LISTED RECORDS →
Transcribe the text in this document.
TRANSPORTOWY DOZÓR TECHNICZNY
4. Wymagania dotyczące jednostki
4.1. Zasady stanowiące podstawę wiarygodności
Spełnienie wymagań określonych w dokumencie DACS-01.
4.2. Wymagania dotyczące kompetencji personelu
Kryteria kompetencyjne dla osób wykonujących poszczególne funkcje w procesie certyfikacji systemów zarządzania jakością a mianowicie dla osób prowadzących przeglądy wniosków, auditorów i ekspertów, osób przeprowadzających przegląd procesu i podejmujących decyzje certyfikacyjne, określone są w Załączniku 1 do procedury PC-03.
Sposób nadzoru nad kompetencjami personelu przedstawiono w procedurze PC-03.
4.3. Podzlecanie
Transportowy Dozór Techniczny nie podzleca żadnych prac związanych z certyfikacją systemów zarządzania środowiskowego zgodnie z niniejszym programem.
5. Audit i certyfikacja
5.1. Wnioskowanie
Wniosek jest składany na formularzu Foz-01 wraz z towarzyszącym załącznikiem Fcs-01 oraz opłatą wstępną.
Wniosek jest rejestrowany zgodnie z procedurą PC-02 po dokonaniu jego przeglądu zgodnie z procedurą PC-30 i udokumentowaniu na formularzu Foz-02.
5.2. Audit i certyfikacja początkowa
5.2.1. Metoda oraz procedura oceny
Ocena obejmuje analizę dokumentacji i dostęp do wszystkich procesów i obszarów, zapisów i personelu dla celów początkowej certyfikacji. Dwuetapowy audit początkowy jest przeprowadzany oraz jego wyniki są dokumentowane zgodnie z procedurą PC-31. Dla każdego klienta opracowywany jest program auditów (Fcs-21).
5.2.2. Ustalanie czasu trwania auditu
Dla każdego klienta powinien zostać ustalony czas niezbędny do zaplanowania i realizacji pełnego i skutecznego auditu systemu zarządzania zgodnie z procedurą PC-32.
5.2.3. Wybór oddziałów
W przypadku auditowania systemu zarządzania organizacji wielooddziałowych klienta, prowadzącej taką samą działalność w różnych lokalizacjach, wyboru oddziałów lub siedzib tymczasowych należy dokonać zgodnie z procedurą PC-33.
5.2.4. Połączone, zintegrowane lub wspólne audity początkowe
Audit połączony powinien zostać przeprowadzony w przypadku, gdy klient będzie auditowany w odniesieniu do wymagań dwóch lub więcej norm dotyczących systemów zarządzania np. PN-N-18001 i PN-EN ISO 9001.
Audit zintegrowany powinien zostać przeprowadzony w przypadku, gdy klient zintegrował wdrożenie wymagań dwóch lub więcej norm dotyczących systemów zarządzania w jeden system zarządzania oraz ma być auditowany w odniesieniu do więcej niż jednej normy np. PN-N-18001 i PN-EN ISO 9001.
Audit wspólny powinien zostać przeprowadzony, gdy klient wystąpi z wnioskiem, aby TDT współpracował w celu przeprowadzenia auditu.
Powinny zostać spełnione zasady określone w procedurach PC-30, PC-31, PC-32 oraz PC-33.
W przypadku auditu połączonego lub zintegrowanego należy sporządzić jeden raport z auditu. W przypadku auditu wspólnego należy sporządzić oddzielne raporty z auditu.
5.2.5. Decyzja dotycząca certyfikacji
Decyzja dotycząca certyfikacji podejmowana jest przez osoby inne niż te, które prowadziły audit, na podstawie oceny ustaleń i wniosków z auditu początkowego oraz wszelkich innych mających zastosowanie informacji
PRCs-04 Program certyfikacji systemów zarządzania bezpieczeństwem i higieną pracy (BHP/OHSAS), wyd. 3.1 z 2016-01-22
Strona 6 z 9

STATED TASK → Extract every line above exactly as it stands.

COMPLETE ANSWER →
Transcribe the text in this document.
TRANSPORTOWY DOZÓR TECHNICZNY
4. Wymagania dotyczące jednostki
4.1. Zasady stanowiące podstawę wiarygodności
Spełnienie wymagań określonych w dokumencie DACS-01.
4.2. Wymagania dotyczące kompetencji personelu
Kryteria kompetencyjne dla osób wykonujących poszczególne funkcje w procesie certyfikacji systemów zarządzania jakością a mianowicie dla osób prowadzących przeglądy wniosków, auditorów i ekspertów, osób przeprowadzających przegląd procesu i podejmujących decyzje certyfikacyjne, określone są w Załączniku 1 do procedury PC-03.
Sposób nadzoru nad kompetencjami personelu przedstawiono w procedurze PC-03.
4.3. Podzlecanie
Transportowy Dozór Techniczny nie podzleca żadnych prac związanych z certyfikacją systemów zarządzania środowiskowego zgodnie z niniejszym programem.
5. Audit i certyfikacja
5.1. Wnioskowanie
Wniosek jest składany na formularzu Foz-01 wraz z towarzyszącym załącznikiem Fcs-01 oraz opłatą wstępną.
Wniosek jest rejestrowany zgodnie z procedurą PC-02 po dokonaniu jego przeglądu zgodnie z procedurą PC-30 i udokumentowaniu na formularzu Foz-02.
5.2. Audit i certyfikacja początkowa
5.2.1. Metoda oraz procedura oceny
Ocena obejmuje analizę dokumentacji i dostęp do wszystkich procesów i obszarów, zapisów i personelu dla celów początkowej certyfikacji. Dwuetapowy audit początkowy jest przeprowadzany oraz jego wyniki są dokumentowane zgodnie z procedurą PC-31. Dla każdego klienta opracowywany jest program auditów (Fcs-21).
5.2.2. Ustalanie czasu trwania auditu
Dla każdego klienta powinien zostać ustalony czas niezbędny do zaplanowania i realizacji pełnego i skutecznego auditu systemu zarządzania zgodnie z procedurą PC-32.
5.2.3. Wybór oddziałów
W przypadku auditowania systemu zarządzania organizacji wielooddziałowych klienta, prowadzącej taką samą działalność w różnych lokalizacjach, wyboru oddziałów lub siedzib tymczasowych należy dokonać zgodnie z procedurą PC-33.
5.2.4. Połączone, zintegrowane lub wspólne audity początkowe
Audit połączony powinien zostać przeprowadzony w przypadku, gdy klient będzie auditowany w odniesieniu do wymagań dwóch lub więcej norm dotyczących systemów zarządzania np. PN-N-18001 i PN-EN ISO 9001.
Audit zintegrowany powinien zostać przeprowadzony w przypadku, gdy klient zintegrował wdrożenie wymagań dwóch lub więcej norm dotyczących systemów zarządzania w jeden system zarządzania oraz ma być auditowany w odniesieniu do więcej niż jednej normy np. PN-N-18001 i PN-EN ISO 9001.
Audit wspólny powinien zostać przeprowadzony, gdy klient wystąpi z wnioskiem, aby TDT współpracował w celu przeprowadzenia auditu.
Powinny zostać spełnione zasady określone w procedurach PC-30, PC-31, PC-32 oraz PC-33.
W przypadku auditu połączonego lub zintegrowanego należy sporządzić jeden raport z auditu. W przypadku auditu wspólnego należy sporządzić oddzielne raporty z auditu.
5.2.5. Decyzja dotycząca certyfikacji
Decyzja dotycząca certyfikacji podejmowana jest przez osoby inne niż te, które prowadziły audit, na podstawie oceny ustaleń i wniosków z auditu początkowego oraz wszelkich innych mających zastosowanie informacji
PRCs-04 Program certyfikacji systemów zarządzania bezpieczeństwem i higieną pracy (BHP/OHSAS), wyd. 3.1 z 2016-01-22
Strona 6 z 9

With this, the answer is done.